◆ Exercise task
Go through the records and give each one again exactly.

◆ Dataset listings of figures
^^^^^^^^^^^^^^^^

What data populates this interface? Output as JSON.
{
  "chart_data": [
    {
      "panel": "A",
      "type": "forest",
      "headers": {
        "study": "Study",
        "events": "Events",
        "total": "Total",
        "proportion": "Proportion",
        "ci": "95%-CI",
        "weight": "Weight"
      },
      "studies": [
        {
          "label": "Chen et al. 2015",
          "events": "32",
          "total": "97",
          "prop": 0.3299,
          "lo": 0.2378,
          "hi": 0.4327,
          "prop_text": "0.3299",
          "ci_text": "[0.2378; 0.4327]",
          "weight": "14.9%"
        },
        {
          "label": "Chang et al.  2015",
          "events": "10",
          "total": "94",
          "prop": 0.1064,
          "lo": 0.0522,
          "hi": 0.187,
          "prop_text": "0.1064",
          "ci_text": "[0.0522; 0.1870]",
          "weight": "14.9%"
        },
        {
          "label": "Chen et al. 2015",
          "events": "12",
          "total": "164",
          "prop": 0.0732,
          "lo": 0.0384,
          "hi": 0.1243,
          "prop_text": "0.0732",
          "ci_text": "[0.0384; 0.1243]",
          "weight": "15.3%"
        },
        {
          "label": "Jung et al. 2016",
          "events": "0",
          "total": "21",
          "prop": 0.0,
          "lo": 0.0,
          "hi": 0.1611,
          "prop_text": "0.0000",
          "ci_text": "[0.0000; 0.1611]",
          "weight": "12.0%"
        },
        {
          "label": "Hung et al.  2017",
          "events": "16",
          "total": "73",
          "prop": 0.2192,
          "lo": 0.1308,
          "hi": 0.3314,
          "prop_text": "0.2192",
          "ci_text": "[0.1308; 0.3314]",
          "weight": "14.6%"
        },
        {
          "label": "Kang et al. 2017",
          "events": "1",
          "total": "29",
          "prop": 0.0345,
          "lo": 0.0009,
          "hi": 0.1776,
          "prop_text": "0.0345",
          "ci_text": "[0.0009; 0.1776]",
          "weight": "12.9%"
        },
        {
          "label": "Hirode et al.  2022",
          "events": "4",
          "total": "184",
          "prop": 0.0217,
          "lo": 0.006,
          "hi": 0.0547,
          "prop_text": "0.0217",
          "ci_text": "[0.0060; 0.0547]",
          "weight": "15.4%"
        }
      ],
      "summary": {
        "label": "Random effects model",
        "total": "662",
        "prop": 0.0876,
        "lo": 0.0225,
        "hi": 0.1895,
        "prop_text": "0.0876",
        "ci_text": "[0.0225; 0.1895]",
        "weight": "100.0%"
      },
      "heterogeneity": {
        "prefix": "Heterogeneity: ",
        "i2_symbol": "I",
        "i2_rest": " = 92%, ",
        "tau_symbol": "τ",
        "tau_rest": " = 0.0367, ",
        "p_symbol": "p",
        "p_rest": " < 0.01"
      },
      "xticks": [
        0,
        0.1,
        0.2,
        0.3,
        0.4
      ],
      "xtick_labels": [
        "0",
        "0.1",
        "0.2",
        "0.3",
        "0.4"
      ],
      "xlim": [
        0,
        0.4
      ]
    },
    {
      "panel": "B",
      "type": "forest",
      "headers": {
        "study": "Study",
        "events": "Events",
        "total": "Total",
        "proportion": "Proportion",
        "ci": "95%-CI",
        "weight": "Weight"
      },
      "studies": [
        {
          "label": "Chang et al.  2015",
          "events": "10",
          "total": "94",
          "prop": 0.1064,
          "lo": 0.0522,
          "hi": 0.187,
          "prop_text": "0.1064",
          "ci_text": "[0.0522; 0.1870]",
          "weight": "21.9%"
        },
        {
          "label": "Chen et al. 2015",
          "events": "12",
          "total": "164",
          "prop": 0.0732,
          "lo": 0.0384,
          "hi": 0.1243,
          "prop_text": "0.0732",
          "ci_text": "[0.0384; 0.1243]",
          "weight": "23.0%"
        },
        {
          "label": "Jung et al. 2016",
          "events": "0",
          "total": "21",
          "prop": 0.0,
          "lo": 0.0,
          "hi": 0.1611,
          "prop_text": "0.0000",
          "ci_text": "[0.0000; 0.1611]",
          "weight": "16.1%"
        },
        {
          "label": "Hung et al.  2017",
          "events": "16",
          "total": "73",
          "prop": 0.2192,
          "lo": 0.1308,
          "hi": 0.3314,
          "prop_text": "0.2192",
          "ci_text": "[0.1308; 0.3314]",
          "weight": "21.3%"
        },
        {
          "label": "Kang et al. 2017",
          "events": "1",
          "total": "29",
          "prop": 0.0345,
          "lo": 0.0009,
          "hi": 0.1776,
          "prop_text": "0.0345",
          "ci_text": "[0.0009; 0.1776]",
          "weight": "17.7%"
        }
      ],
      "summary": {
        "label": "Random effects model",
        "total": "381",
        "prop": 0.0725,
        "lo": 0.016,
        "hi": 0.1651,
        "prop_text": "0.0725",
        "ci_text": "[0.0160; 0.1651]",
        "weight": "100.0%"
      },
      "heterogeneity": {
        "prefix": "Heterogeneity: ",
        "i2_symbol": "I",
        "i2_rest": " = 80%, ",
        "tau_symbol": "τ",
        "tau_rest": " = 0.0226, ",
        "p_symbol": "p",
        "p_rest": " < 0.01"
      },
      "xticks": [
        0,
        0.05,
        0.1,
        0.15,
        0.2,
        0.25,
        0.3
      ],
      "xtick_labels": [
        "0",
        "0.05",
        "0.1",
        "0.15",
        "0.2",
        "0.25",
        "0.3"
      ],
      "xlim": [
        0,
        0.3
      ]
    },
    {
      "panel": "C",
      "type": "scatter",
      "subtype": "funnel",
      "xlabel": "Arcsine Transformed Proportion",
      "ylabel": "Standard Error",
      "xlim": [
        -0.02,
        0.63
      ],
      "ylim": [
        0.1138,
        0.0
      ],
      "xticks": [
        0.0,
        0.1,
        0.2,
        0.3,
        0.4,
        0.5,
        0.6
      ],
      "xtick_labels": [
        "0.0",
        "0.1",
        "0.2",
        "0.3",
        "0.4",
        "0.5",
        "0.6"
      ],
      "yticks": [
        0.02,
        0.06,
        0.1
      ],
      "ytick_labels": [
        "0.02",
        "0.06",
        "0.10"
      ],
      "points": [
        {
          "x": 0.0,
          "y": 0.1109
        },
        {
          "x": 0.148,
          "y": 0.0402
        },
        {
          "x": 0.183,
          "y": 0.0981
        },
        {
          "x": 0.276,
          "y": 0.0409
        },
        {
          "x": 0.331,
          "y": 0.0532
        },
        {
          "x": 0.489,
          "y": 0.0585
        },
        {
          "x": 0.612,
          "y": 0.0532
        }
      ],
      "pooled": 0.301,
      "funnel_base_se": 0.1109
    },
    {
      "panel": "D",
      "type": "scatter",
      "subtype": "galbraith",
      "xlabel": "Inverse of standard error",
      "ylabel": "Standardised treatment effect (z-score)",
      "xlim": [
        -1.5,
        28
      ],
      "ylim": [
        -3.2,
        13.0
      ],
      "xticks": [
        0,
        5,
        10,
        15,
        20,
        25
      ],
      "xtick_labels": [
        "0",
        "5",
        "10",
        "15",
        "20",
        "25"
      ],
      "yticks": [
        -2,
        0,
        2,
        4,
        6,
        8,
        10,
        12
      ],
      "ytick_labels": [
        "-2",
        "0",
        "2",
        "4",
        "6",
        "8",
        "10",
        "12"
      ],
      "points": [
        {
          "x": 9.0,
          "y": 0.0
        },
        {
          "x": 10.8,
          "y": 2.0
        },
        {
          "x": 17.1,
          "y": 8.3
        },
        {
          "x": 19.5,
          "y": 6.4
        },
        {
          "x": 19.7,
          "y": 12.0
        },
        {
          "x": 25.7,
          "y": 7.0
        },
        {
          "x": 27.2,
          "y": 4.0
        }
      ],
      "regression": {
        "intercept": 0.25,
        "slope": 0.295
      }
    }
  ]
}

^^^^^^^^^^^^^^^^

◆ Task result
What data populates this interface? Output as JSON.
{
  "chart_data": [
    {
      "panel": "A",
      "type": "forest",
      "headers": {
        "study": "Study",
        "events": "Events",
        "total": "Total",
        "proportion": "Proportion",
        "ci": "95%-CI",
        "weight": "Weight"
      },
      "studies": [
        {
          "label": "Chen et al. 2015",
          "events": "32",
          "total": "97",
          "prop": 0.3299,
          "lo": 0.2378,
          "hi": 0.4327,
          "prop_text": "0.3299",
          "ci_text": "[0.2378; 0.4327]",
          "weight": "14.9%"
        },
        {
          "label": "Chang et al.  2015",
          "events": "10",
          "total": "94",
          "prop": 0.1064,
          "lo": 0.0522,
          "hi": 0.187,
          "prop_text": "0.1064",
          "ci_text": "[0.0522; 0.1870]",
          "weight": "14.9%"
        },
        {
          "label": "Chen et al. 2015",
          "events": "12",
          "total": "164",
          "prop": 0.0732,
          "lo": 0.0384,
          "hi": 0.1243,
          "prop_text": "0.0732",
          "ci_text": "[0.0384; 0.1243]",
          "weight": "15.3%"
        },
        {
          "label": "Jung et al. 2016",
          "events": "0",
          "total": "21",
          "prop": 0.0,
          "lo": 0.0,
          "hi": 0.1611,
          "prop_text": "0.0000",
          "ci_text": "[0.0000; 0.1611]",
          "weight": "12.0%"
        },
        {
          "label": "Hung et al.  2017",
          "events": "16",
          "total": "73",
          "prop": 0.2192,
          "lo": 0.1308,
          "hi": 0.3314,
          "prop_text": "0.2192",
          "ci_text": "[0.1308; 0.3314]",
          "weight": "14.6%"
        },
        {
          "label": "Kang et al. 2017",
          "events": "1",
          "total": "29",
          "prop": 0.0345,
          "lo": 0.0009,
          "hi": 0.1776,
          "prop_text": "0.0345",
          "ci_text": "[0.0009; 0.1776]",
          "weight": "12.9%"
        },
        {
          "label": "Hirode et al.  2022",
          "events": "4",
          "total": "184",
          "prop": 0.0217,
          "lo": 0.006,
          "hi": 0.0547,
          "prop_text": "0.0217",
          "ci_text": "[0.0060; 0.0547]",
          "weight": "15.4%"
        }
      ],
      "summary": {
        "label": "Random effects model",
        "total": "662",
        "prop": 0.0876,
        "lo": 0.0225,
        "hi": 0.1895,
        "prop_text": "0.0876",
        "ci_text": "[0.0225; 0.1895]",
        "weight": "100.0%"
      },
      "heterogeneity": {
        "prefix": "Heterogeneity: ",
        "i2_symbol": "I",
        "i2_rest": " = 92%, ",
        "tau_symbol": "τ",
        "tau_rest": " = 0.0367, ",
        "p_symbol": "p",
        "p_rest": " < 0.01"
      },
      "xticks": [
        0,
        0.1,
        0.2,
        0.3,
        0.4
      ],
      "xtick_labels": [
        "0",
        "0.1",
        "0.2",
        "0.3",
        "0.4"
      ],
      "xlim": [
        0,
        0.4
      ]
    },
    {
      "panel": "B",
      "type": "forest",
      "headers": {
        "study": "Study",
        "events": "Events",
        "total": "Total",
        "proportion": "Proportion",
        "ci": "95%-CI",
        "weight": "Weight"
      },
      "studies": [
        {
          "label": "Chang et al.  2015",
          "events": "10",
          "total": "94",
          "prop": 0.1064,
          "lo": 0.0522,
          "hi": 0.187,
          "prop_text": "0.1064",
          "ci_text": "[0.0522; 0.1870]",
          "weight": "21.9%"
        },
        {
          "label": "Chen et al. 2015",
          "events": "12",
          "total": "164",
          "prop": 0.0732,
          "lo": 0.0384,
          "hi": 0.1243,
          "prop_text": "0.0732",
          "ci_text": "[0.0384; 0.1243]",
          "weight": "23.0%"
        },
        {
          "label": "Jung et al. 2016",
          "events": "0",
          "total": "21",
          "prop": 0.0,
          "lo": 0.0,
          "hi": 0.1611,
          "prop_text": "0.0000",
          "ci_text": "[0.0000; 0.1611]",
          "weight": "16.1%"
        },
        {
          "label": "Hung et al.  2017",
          "events": "16",
          "total": "73",
          "prop": 0.2192,
          "lo": 0.1308,
          "hi": 0.3314,
          "prop_text": "0.2192",
          "ci_text": "[0.1308; 0.3314]",
          "weight": "21.3%"
        },
        {
          "label": "Kang et al. 2017",
          "events": "1",
          "total": "29",
          "prop": 0.0345,
          "lo": 0.0009,
          "hi": 0.1776,
          "prop_text": "0.0345",
          "ci_text": "[0.0009; 0.1776]",
          "weight": "17.7%"
        }
      ],
      "summary": {
        "label": "Random effects model",
        "total": "381",
        "prop": 0.0725,
        "lo": 0.016,
        "hi": 0.1651,
        "prop_text": "0.0725",
        "ci_text": "[0.0160; 0.1651]",
        "weight": "100.0%"
      },
      "heterogeneity": {
        "prefix": "Heterogeneity: ",
        "i2_symbol": "I",
        "i2_rest": " = 80%, ",
        "tau_symbol": "τ",
        "tau_rest": " = 0.0226, ",
        "p_symbol": "p",
        "p_rest": " < 0.01"
      },
      "xticks": [
        0,
        0.05,
        0.1,
        0.15,
        0.2,
        0.25,
        0.3
      ],
      "xtick_labels": [
        "0",
        "0.05",
        "0.1",
        "0.15",
        "0.2",
        "0.25",
        "0.3"
      ],
      "xlim": [
        0,
        0.3
      ]
    },
    {
      "panel": "C",
      "type": "scatter",
      "subtype": "funnel",
      "xlabel": "Arcsine Transformed Proportion",
      "ylabel": "Standard Error",
      "xlim": [
        -0.02,
        0.63
      ],
      "ylim": [
        0.1138,
        0.0
      ],
      "xticks": [
        0.0,
        0.1,
        0.2,
        0.3,
        0.4,
        0.5,
        0.6
      ],
      "xtick_labels": [
        "0.0",
        "0.1",
        "0.2",
        "0.3",
        "0.4",
        "0.5",
        "0.6"
      ],
      "yticks": [
        0.02,
        0.06,
        0.1
      ],
      "ytick_labels": [
        "0.02",
        "0.06",
        "0.10"
      ],
      "points": [
        {
          "x": 0.0,
          "y": 0.1109
        },
        {
          "x": 0.148,
          "y": 0.0402
        },
        {
          "x": 0.183,
          "y": 0.0981
        },
        {
          "x": 0.276,
          "y": 0.0409
        },
        {
          "x": 0.331,
          "y": 0.0532
        },
        {
          "x": 0.489,
          "y": 0.0585
        },
        {
          "x": 0.612,
          "y": 0.0532
        }
      ],
      "pooled": 0.301,
      "funnel_base_se": 0.1109
    },
    {
      "panel": "D",
      "type": "scatter",
      "subtype": "galbraith",
      "xlabel": "Inverse of standard error",
      "ylabel": "Standardised treatment effect (z-score)",
      "xlim": [
        -1.5,
        28
      ],
      "ylim": [
        -3.2,
        13.0
      ],
      "xticks": [
        0,
        5,
        10,
        15,
        20,
        25
      ],
      "xtick_labels": [
        "0",
        "5",
        "10",
        "15",
        "20",
        "25"
      ],
      "yticks": [
        -2,
        0,
        2,
        4,
        6,
        8,
        10,
        12
      ],
      "ytick_labels": [
        "-2",
        "0",
        "2",
        "4",
        "6",
        "8",
        "10",
        "12"
      ],
      "points": [
        {
          "x": 9.0,
          "y": 0.0
        },
        {
          "x": 10.8,
          "y": 2.0
        },
        {
          "x": 17.1,
          "y": 8.3
        },
        {
          "x": 19.5,
          "y": 6.4
        },
        {
          "x": 19.7,
          "y": 12.0
        },
        {
          "x": 25.7,
          "y": 7.0
        },
        {
          "x": 27.2,
          "y": 4.0
        }
      ],
      "regression": {
        "intercept": 0.25,
        "slope": 0.295
      }
    }
  ]
}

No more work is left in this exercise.